__Structured figure records__
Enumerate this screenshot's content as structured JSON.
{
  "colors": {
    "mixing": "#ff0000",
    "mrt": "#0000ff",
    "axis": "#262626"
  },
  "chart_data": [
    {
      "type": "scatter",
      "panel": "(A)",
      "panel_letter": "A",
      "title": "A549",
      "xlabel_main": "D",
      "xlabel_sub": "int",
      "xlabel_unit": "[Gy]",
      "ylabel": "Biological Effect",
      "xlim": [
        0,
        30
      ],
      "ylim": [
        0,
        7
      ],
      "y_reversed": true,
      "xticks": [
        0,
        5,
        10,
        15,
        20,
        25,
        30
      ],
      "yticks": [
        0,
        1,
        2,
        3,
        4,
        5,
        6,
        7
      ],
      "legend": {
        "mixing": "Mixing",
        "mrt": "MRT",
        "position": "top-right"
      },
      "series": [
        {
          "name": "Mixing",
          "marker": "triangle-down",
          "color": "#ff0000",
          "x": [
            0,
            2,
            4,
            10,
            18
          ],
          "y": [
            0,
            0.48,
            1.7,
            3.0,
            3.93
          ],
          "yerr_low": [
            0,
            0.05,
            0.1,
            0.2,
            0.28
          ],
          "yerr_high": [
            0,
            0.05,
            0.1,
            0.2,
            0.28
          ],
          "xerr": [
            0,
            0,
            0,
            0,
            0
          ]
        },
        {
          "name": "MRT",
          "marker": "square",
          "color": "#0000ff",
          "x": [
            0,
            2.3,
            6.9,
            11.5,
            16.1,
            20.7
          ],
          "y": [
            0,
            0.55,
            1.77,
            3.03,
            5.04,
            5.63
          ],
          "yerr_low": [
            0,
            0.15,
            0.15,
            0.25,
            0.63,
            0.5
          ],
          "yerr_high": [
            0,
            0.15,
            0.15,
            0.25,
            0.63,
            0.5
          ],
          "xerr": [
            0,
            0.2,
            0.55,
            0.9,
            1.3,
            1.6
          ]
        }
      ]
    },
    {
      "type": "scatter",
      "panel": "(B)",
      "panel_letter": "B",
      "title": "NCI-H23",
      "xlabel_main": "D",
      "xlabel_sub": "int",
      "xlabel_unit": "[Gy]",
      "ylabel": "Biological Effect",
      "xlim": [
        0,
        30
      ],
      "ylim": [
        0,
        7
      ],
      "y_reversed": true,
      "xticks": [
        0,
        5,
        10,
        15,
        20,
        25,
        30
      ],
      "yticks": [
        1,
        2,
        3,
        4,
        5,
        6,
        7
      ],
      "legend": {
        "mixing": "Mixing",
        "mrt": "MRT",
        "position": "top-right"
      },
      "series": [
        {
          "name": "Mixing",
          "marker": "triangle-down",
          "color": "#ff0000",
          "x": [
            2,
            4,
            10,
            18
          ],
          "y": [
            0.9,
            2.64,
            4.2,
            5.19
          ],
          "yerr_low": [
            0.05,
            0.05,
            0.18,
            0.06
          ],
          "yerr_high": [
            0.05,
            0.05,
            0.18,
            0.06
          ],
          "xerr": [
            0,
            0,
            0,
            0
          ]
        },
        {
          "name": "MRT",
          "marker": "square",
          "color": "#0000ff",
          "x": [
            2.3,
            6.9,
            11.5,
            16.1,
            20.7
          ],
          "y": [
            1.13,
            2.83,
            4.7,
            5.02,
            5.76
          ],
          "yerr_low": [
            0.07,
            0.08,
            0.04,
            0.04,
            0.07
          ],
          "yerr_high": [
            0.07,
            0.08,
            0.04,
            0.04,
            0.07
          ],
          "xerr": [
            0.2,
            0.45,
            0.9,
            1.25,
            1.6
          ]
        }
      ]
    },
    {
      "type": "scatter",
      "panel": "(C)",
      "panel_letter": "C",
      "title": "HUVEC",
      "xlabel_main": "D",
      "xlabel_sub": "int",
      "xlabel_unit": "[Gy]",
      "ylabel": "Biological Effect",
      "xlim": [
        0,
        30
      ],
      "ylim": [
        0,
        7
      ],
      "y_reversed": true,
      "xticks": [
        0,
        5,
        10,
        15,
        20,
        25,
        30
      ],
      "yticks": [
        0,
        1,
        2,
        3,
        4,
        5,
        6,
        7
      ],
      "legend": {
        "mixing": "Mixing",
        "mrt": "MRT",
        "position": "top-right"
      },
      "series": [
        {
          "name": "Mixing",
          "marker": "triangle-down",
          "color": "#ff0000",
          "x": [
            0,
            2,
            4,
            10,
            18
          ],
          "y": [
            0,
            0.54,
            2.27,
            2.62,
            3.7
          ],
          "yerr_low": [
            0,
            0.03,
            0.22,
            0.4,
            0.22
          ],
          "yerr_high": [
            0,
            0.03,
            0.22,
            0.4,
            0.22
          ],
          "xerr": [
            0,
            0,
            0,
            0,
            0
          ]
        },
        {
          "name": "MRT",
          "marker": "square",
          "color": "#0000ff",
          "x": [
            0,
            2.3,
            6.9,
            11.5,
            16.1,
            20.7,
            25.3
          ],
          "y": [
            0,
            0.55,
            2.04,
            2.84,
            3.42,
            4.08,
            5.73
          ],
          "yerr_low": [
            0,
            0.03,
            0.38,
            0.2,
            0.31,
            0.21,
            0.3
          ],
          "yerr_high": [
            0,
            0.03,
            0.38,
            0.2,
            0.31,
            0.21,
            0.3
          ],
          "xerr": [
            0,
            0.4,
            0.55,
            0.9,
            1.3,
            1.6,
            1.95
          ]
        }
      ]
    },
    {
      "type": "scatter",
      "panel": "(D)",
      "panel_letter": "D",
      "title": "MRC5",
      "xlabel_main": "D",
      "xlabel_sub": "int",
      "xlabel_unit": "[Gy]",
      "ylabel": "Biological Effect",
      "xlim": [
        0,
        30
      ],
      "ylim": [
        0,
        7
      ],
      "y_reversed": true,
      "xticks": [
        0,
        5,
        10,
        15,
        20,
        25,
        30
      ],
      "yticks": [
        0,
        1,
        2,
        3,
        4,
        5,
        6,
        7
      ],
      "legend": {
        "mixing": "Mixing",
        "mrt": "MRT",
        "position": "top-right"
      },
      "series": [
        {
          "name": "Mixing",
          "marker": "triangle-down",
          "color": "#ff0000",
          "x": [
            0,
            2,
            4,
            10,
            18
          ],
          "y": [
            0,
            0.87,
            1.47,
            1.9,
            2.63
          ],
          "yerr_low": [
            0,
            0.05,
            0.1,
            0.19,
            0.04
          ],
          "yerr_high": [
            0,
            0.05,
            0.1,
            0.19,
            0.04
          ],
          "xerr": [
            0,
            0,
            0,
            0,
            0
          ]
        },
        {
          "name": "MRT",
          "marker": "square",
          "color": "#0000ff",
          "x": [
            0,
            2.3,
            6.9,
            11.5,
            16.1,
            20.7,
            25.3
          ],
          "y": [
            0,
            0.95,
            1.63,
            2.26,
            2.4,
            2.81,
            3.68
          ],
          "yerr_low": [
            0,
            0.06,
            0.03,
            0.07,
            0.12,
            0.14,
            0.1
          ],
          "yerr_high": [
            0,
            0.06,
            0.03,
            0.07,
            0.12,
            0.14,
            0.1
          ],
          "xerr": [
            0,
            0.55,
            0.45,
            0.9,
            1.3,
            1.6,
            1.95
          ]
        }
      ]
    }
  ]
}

__WHAT YOU NEED TO DO__
Each entry is to be returned in full, character for character.

__EXERCISE RESPONSE__
Enumerate this screenshot's content as structured JSON.
{
  "colors": {
    "mixing": "#ff0000",
    "mrt": "#0000ff",
    "axis": "#262626"
  },
  "chart_data": [
    {
      "type": "scatter",
      "panel": "(A)",
      "panel_letter": "A",
      "title": "A549",
      "xlabel_main": "D",
      "xlabel_sub": "int",
      "xlabel_unit": "[Gy]",
      "ylabel": "Biological Effect",
      "xlim": [
        0,
        30
      ],
      "ylim": [
        0,
        7
      ],
      "y_reversed": true,
      "xticks": [
        0,
        5,
        10,
        15,
        20,
        25,
        30
      ],
      "yticks": [
        0,
        1,
        2,
        3,
        4,
        5,
        6,
        7
      ],
      "legend": {
        "mixing": "Mixing",
        "mrt": "MRT",
        "position": "top-right"
      },
      "series": [
        {
          "name": "Mixing",
          "marker": "triangle-down",
          "color": "#ff0000",
          "x": [
            0,
            2,
            4,
            10,
            18
          ],
          "y": [
            0,
            0.48,
            1.7,
            3.0,
            3.93
          ],
          "yerr_low": [
            0,
            0.05,
            0.1,
            0.2,
            0.28
          ],
          "yerr_high": [
            0,
            0.05,
            0.1,
            0.2,
            0.28
          ],
          "xerr": [
            0,
            0,
            0,
            0,
            0
          ]
        },
        {
          "name": "MRT",
          "marker": "square",
          "color": "#0000ff",
          "x": [
            0,
            2.3,
            6.9,
            11.5,
            16.1,
            20.7
          ],
          "y": [
            0,
            0.55,
            1.77,
            3.03,
            5.04,
            5.63
          ],
          "yerr_low": [
            0,
            0.15,
            0.15,
            0.25,
            0.63,
            0.5
          ],
          "yerr_high": [
            0,
            0.15,
            0.15,
            0.25,
            0.63,
            0.5
          ],
          "xerr": [
            0,
            0.2,
            0.55,
            0.9,
            1.3,
            1.6
          ]
        }
      ]
    },
    {
      "type": "scatter",
      "panel": "(B)",
      "panel_letter": "B",
      "title": "NCI-H23",
      "xlabel_main": "D",
      "xlabel_sub": "int",
      "xlabel_unit": "[Gy]",
      "ylabel": "Biological Effect",
      "xlim": [
        0,
        30
      ],
      "ylim": [
        0,
        7
      ],
      "y_reversed": true,
      "xticks": [
        0,
        5,
        10,
        15,
        20,
        25,
        30
      ],
      "yticks": [
        1,
        2,
        3,
        4,
        5,
        6,
        7
      ],
      "legend": {
        "mixing": "Mixing",
        "mrt": "MRT",
        "position": "top-right"
      },
      "series": [
        {
          "name": "Mixing",
          "marker": "triangle-down",
          "color": "#ff0000",
          "x": [
            2,
            4,
            10,
            18
          ],
          "y": [
            0.9,
            2.64,
            4.2,
            5.19
          ],
          "yerr_low": [
            0.05,
            0.05,
            0.18,
            0.06
          ],
          "yerr_high": [
            0.05,
            0.05,
            0.18,
            0.06
          ],
          "xerr": [
            0,
            0,
            0,
            0
          ]
        },
        {
          "name": "MRT",
          "marker": "square",
          "color": "#0000ff",
          "x": [
            2.3,
            6.9,
            11.5,
            16.1,
            20.7
          ],
          "y": [
            1.13,
            2.83,
            4.7,
            5.02,
            5.76
          ],
          "yerr_low": [
            0.07,
            0.08,
            0.04,
            0.04,
            0.07
          ],
          "yerr_high": [
            0.07,
            0.08,
            0.04,
            0.04,
            0.07
          ],
          "xerr": [
            0.2,
            0.45,
            0.9,
            1.25,
            1.6
          ]
        }
      ]
    },
    {
      "type": "scatter",
      "panel": "(C)",
      "panel_letter": "C",
      "title": "HUVEC",
      "xlabel_main": "D",
      "xlabel_sub": "int",
      "xlabel_unit": "[Gy]",
      "ylabel": "Biological Effect",
      "xlim": [
        0,
        30
      ],
      "ylim": [
        0,
        7
      ],
      "y_reversed": true,
      "xticks": [
        0,
        5,
        10,
        15,
        20,
        25,
        30
      ],
      "yticks": [
        0,
        1,
        2,
        3,
        4,
        5,
        6,
        7
      ],
      "legend": {
        "mixing": "Mixing",
        "mrt": "MRT",
        "position": "top-right"
      },
      "series": [
        {
          "name": "Mixing",
          "marker": "triangle-down",
          "color": "#ff0000",
          "x": [
            0,
            2,
            4,
            10,
            18
          ],
          "y": [
            0,
            0.54,
            2.27,
            2.62,
            3.7
          ],
          "yerr_low": [
            0,
            0.03,
            0.22,
            0.4,
            0.22
          ],
          "yerr_high": [
            0,
            0.03,
            0.22,
            0.4,
            0.22
          ],
          "xerr": [
            0,
            0,
            0,
            0,
            0
          ]
        },
        {
          "name": "MRT",
          "marker": "square",
          "color": "#0000ff",
          "x": [
            0,
            2.3,
            6.9,
            11.5,
            16.1,
            20.7,
            25.3
          ],
          "y": [
            0,
            0.55,
            2.04,
            2.84,
            3.42,
            4.08,
            5.73
          ],
          "yerr_low": [
            0,
            0.03,
            0.38,
            0.2,
            0.31,
            0.21,
            0.3
          ],
          "yerr_high": [
            0,
            0.03,
            0.38,
            0.2,
            0.31,
            0.21,
            0.3
          ],
          "xerr": [
            0,
            0.4,
            0.55,
            0.9,
            1.3,
            1.6,
            1.95
          ]
        }
      ]
    },
    {
      "type": "scatter",
      "panel": "(D)",
      "panel_letter": "D",
      "title": "MRC5",
      "xlabel_main": "D",
      "xlabel_sub": "int",
      "xlabel_unit": "[Gy]",
      "ylabel": "Biological Effect",
      "xlim": [
        0,
        30
      ],
      "ylim": [
        0,
        7
      ],
      "y_reversed": true,
      "xticks": [
        0,
        5,
        10,
        15,
        20,
        25,
        30
      ],
      "yticks": [
        0,
        1,
        2,
        3,
        4,
        5,
        6,
        7
      ],
      "legend": {
        "mixing": "Mixing",
        "mrt": "MRT",
        "position": "top-right"
      },
      "series": [
        {
          "name": "Mixing",
          "marker": "triangle-down",
          "color": "#ff0000",
          "x": [
            0,
            2,
            4,
            10,
            18
          ],
          "y": [
            0,
            0.87,
            1.47,
            1.9,
            2.63
          ],
          "yerr_low": [
            0,
            0.05,
            0.1,
            0.19,
            0.04
          ],
          "yerr_high": [
            0,
            0.05,
            0.1,
            0.19,
            0.04
          ],
          "xerr": [
            0,
            0,
            0,
            0,
            0
          ]
        },
        {
          "name": "MRT",
          "marker": "square",
          "color": "#0000ff",
          "x": [
            0,
            2.3,
            6.9,
            11.5,
            16.1,
            20.7,
            25.3
          ],
          "y": [
            0,
            0.95,
            1.63,
            2.26,
            2.4,
            2.81,
            3.68
          ],
          "yerr_low": [
            0,
            0.06,
            0.03,
            0.07,
            0.12,
            0.14,
            0.1
          ],
          "yerr_high": [
            0,
            0.06,
            0.03,
            0.07,
            0.12,
            0.14,
            0.1
          ],
          "xerr": [
            0,
            0.55,
            0.45,
            0.9,
            1.3,
            1.6,
            1.95
          ]
        }
      ]
    }
  ]
}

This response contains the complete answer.